» **Problem to work on**: Write out every entry precisely as given, leaving the pictures out.

Stored items from a collection:
=======

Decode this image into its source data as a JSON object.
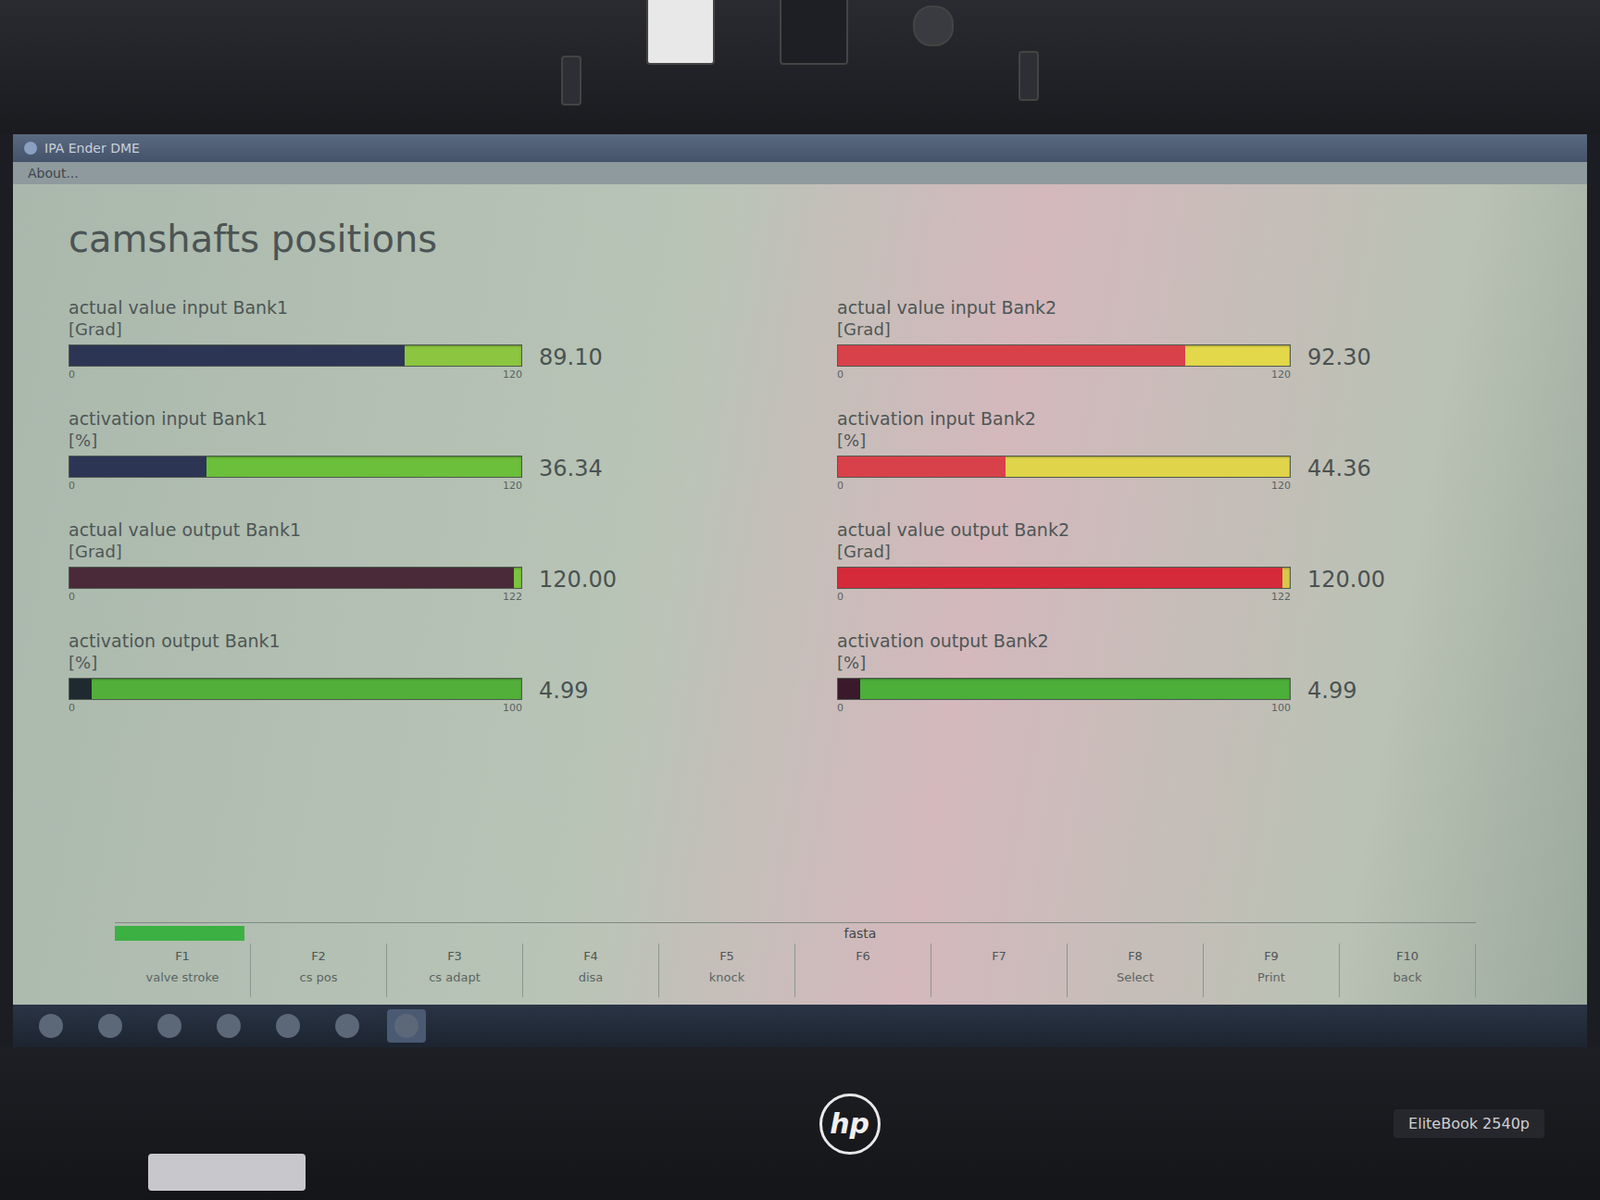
{
  "window": {
    "title": "IPA Ender DME",
    "menu": [
      "About..."
    ]
  },
  "heading": "camshafts positions",
  "columns": [
    {
      "gauges": [
        {
          "label": "actual value input Bank1",
          "unit": "[Grad]",
          "min": "0",
          "max": "120",
          "reading": "89.10",
          "level": 0.7425,
          "color": "#2c3554",
          "track_color": "#8cc640"
        },
        {
          "label": "activation input Bank1",
          "unit": "[%]",
          "min": "0",
          "max": "120",
          "reading": "36.34",
          "level": 0.303,
          "color": "#2c3554",
          "track_color": "#6cbf3a"
        },
        {
          "label": "actual value output Bank1",
          "unit": "[Grad]",
          "min": "0",
          "max": "122",
          "reading": "120.00",
          "level": 0.984,
          "color": "#4a2a38",
          "track_color": "#7cc43e"
        },
        {
          "label": "activation output Bank1",
          "unit": "[%]",
          "min": "0",
          "max": "100",
          "reading": "4.99",
          "level": 0.05,
          "color": "#1e2a30",
          "track_color": "#52b03a"
        }
      ]
    },
    {
      "gauges": [
        {
          "label": "actual value input Bank2",
          "unit": "[Grad]",
          "min": "0",
          "max": "120",
          "reading": "92.30",
          "level": 0.769,
          "color": "#d9414a",
          "track_color": "#e3d84a"
        },
        {
          "label": "activation input Bank2",
          "unit": "[%]",
          "min": "0",
          "max": "120",
          "reading": "44.36",
          "level": 0.37,
          "color": "#d9414a",
          "track_color": "#e0d54a"
        },
        {
          "label": "actual value output Bank2",
          "unit": "[Grad]",
          "min": "0",
          "max": "122",
          "reading": "120.00",
          "level": 0.984,
          "color": "#d42a3a",
          "track_color": "#d8c84a"
        },
        {
          "label": "activation output Bank2",
          "unit": "[%]",
          "min": "0",
          "max": "100",
          "reading": "4.99",
          "level": 0.05,
          "color": "#3a1a2a",
          "track_color": "#4caf3a"
        }
      ]
    }
  ],
  "status": {
    "label": "fasta",
    "indicator_on": true
  },
  "function_keys": [
    {
      "key": "F1",
      "label": "valve stroke"
    },
    {
      "key": "F2",
      "label": "cs pos"
    },
    {
      "key": "F3",
      "label": "cs adapt"
    },
    {
      "key": "F4",
      "label": "disa"
    },
    {
      "key": "F5",
      "label": "knock"
    },
    {
      "key": "F6",
      "label": ""
    },
    {
      "key": "F7",
      "label": ""
    },
    {
      "key": "F8",
      "label": "Select"
    },
    {
      "key": "F9",
      "label": "Print"
    },
    {
      "key": "F10",
      "label": "back"
    }
  ],
  "taskbar": {
    "items": [
      {
        "selected": false
      },
      {
        "selected": false
      },
      {
        "selected": false
      },
      {
        "selected": false
      },
      {
        "selected": false
      },
      {
        "selected": false
      },
      {
        "selected": true
      }
    ]
  },
  "laptop": {
    "brand": "hp",
    "model": "EliteBook 2540p"
  }
}
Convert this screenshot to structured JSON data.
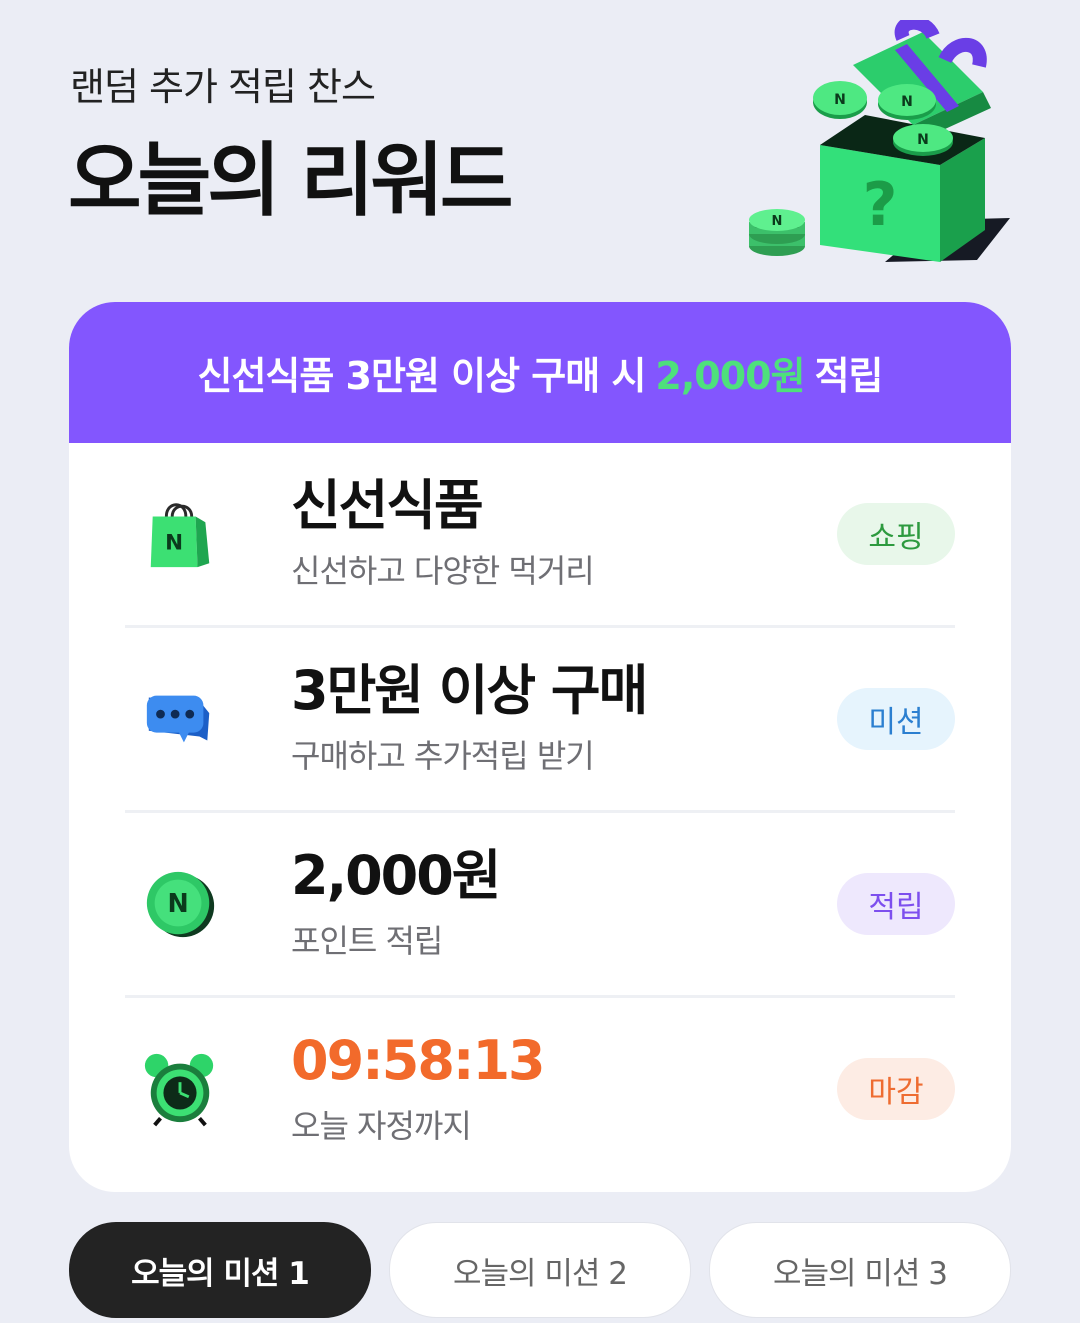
{
  "header": {
    "subtitle": "랜덤 추가 적립 찬스",
    "title": "오늘의 리워드"
  },
  "banner": {
    "prefix": "신선식품 3만원 이상 구매 시",
    "amount": "2,000원",
    "suffix": "적립"
  },
  "rows": [
    {
      "title": "신선식품",
      "desc": "신선하고 다양한 먹거리",
      "badge": "쇼핑",
      "icon": "shopping-bag-icon"
    },
    {
      "title": "3만원 이상 구매",
      "desc": "구매하고 추가적립 받기",
      "badge": "미션",
      "icon": "chat-bubble-icon"
    },
    {
      "title": "2,000원",
      "desc": "포인트 적립",
      "badge": "적립",
      "icon": "coin-icon"
    },
    {
      "title": "09:58:13",
      "desc": "오늘 자정까지",
      "badge": "마감",
      "icon": "alarm-clock-icon"
    }
  ],
  "tabs": [
    {
      "label": "오늘의 미션 1",
      "active": true
    },
    {
      "label": "오늘의 미션 2",
      "active": false
    },
    {
      "label": "오늘의 미션 3",
      "active": false
    }
  ],
  "colors": {
    "banner": "#8356fe",
    "highlight": "#4ee07c",
    "timer": "#f26a2b",
    "background": "#ebedf5"
  }
}
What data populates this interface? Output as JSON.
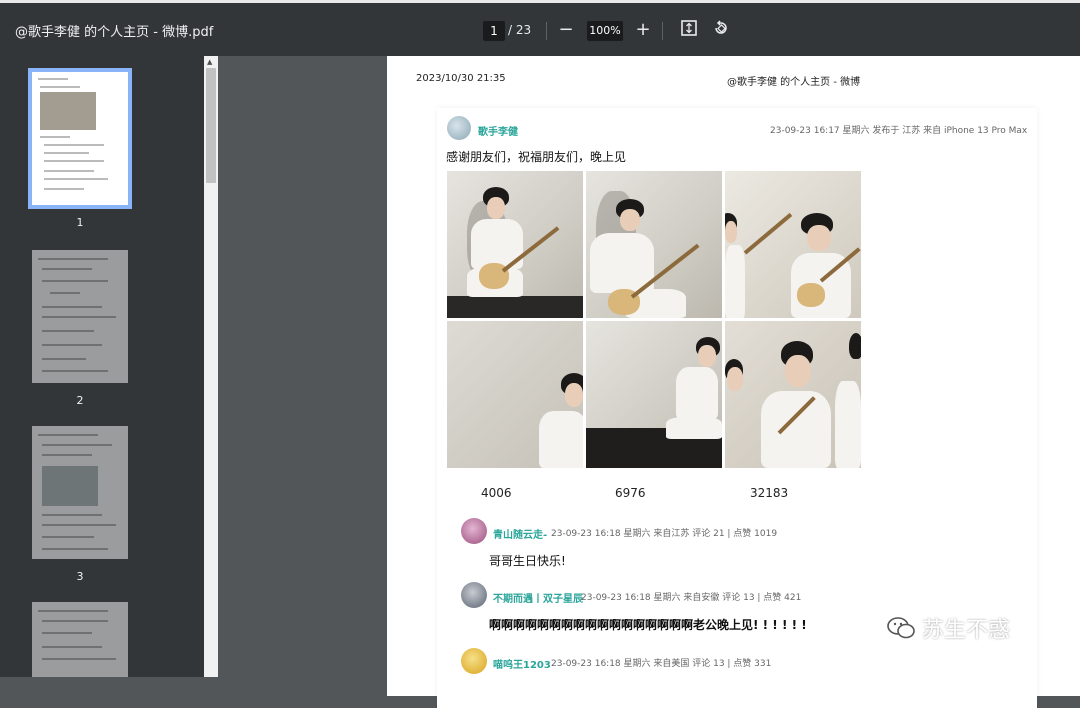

=======

» **Response to the exercise**:
Decode this image into its source data as a JSON object.
{
  "window": {
    "title": "IPA Ender DME",
    "menu": [
      "About..."
    ]
  },
  "heading": "camshafts positions",
  "columns": [
    {
      "gauges": [
        {
          "label": "actual value input Bank1",
          "unit": "[Grad]",
          "min": "0",
          "max": "120",
          "reading": "89.10",
          "level": 0.7425,
          "color": "#2c3554",
          "track_color": "#8cc640"
        },
        {
          "label": "activation input Bank1",
          "unit": "[%]",
          "min": "0",
          "max": "120",
          "reading": "36.34",
          "level": 0.303,
          "color": "#2c3554",
          "track_color": "#6cbf3a"
        },
        {
          "label": "actual value output Bank1",
          "unit": "[Grad]",
          "min": "0",
          "max": "122",
          "reading": "120.00",
          "level": 0.984,
          "color": "#4a2a38",
          "track_color": "#7cc43e"
        },
        {
          "label": "activation output Bank1",
          "unit": "[%]",
          "min": "0",
          "max": "100",
          "reading": "4.99",
          "level": 0.05,
          "color": "#1e2a30",
          "track_color": "#52b03a"
        }
      ]
    },
    {
      "gauges": [
        {
          "label": "actual value input Bank2",
          "unit": "[Grad]",
          "min": "0",
          "max": "120",
          "reading": "92.30",
          "level": 0.769,
          "color": "#d9414a",
          "track_color": "#e3d84a"
        },
        {
          "label": "activation input Bank2",
          "unit": "[%]",
          "min": "0",
          "max": "120",
          "reading": "44.36",
          "level": 0.37,
          "color": "#d9414a",
          "track_color": "#e0d54a"
        },
        {
          "label": "actual value output Bank2",
          "unit": "[Grad]",
          "min": "0",
          "max": "122",
          "reading": "120.00",
          "level": 0.984,
          "color": "#d42a3a",
          "track_color": "#d8c84a"
        },
        {
          "label": "activation output Bank2",
          "unit": "[%]",
          "min": "0",
          "max": "100",
          "reading": "4.99",
          "level": 0.05,
          "color": "#3a1a2a",
          "track_color": "#4caf3a"
        }
      ]
    }
  ],
  "status": {
    "label": "fasta",
    "indicator_on": true
  },
  "function_keys": [
    {
      "key": "F1",
      "label": "valve stroke"
    },
    {
      "key": "F2",
      "label": "cs pos"
    },
    {
      "key": "F3",
      "label": "cs adapt"
    },
    {
      "key": "F4",
      "label": "disa"
    },
    {
      "key": "F5",
      "label": "knock"
    },
    {
      "key": "F6",
      "label": ""
    },
    {
      "key": "F7",
      "label": ""
    },
    {
      "key": "F8",
      "label": "Select"
    },
    {
      "key": "F9",
      "label": "Print"
    },
    {
      "key": "F10",
      "label": "back"
    }
  ],
  "taskbar": {
    "items": [
      {
        "selected": false
      },
      {
        "selected": false
      },
      {
        "selected": false
      },
      {
        "selected": false
      },
      {
        "selected": false
      },
      {
        "selected": false
      },
      {
        "selected": true
      }
    ]
  },
  "laptop": {
    "brand": "hp",
    "model": "EliteBook 2540p"
  }
}
Convert this screenshot to structured JSON data.
{
  "header": {
    "subtitle": "랜덤 추가 적립 찬스",
    "title": "오늘의 리워드"
  },
  "banner": {
    "prefix": "신선식품 3만원 이상 구매 시",
    "amount": "2,000원",
    "suffix": "적립"
  },
  "rows": [
    {
      "title": "신선식품",
      "desc": "신선하고 다양한 먹거리",
      "badge": "쇼핑",
      "icon": "shopping-bag-icon"
    },
    {
      "title": "3만원 이상 구매",
      "desc": "구매하고 추가적립 받기",
      "badge": "미션",
      "icon": "chat-bubble-icon"
    },
    {
      "title": "2,000원",
      "desc": "포인트 적립",
      "badge": "적립",
      "icon": "coin-icon"
    },
    {
      "title": "09:58:13",
      "desc": "오늘 자정까지",
      "badge": "마감",
      "icon": "alarm-clock-icon"
    }
  ],
  "tabs": [
    {
      "label": "오늘의 미션 1",
      "active": true
    },
    {
      "label": "오늘의 미션 2",
      "active": false
    },
    {
      "label": "오늘의 미션 3",
      "active": false
    }
  ],
  "colors": {
    "banner": "#8356fe",
    "highlight": "#4ee07c",
    "timer": "#f26a2b",
    "background": "#ebedf5"
  }
}
What data populates this interface? Output as JSON.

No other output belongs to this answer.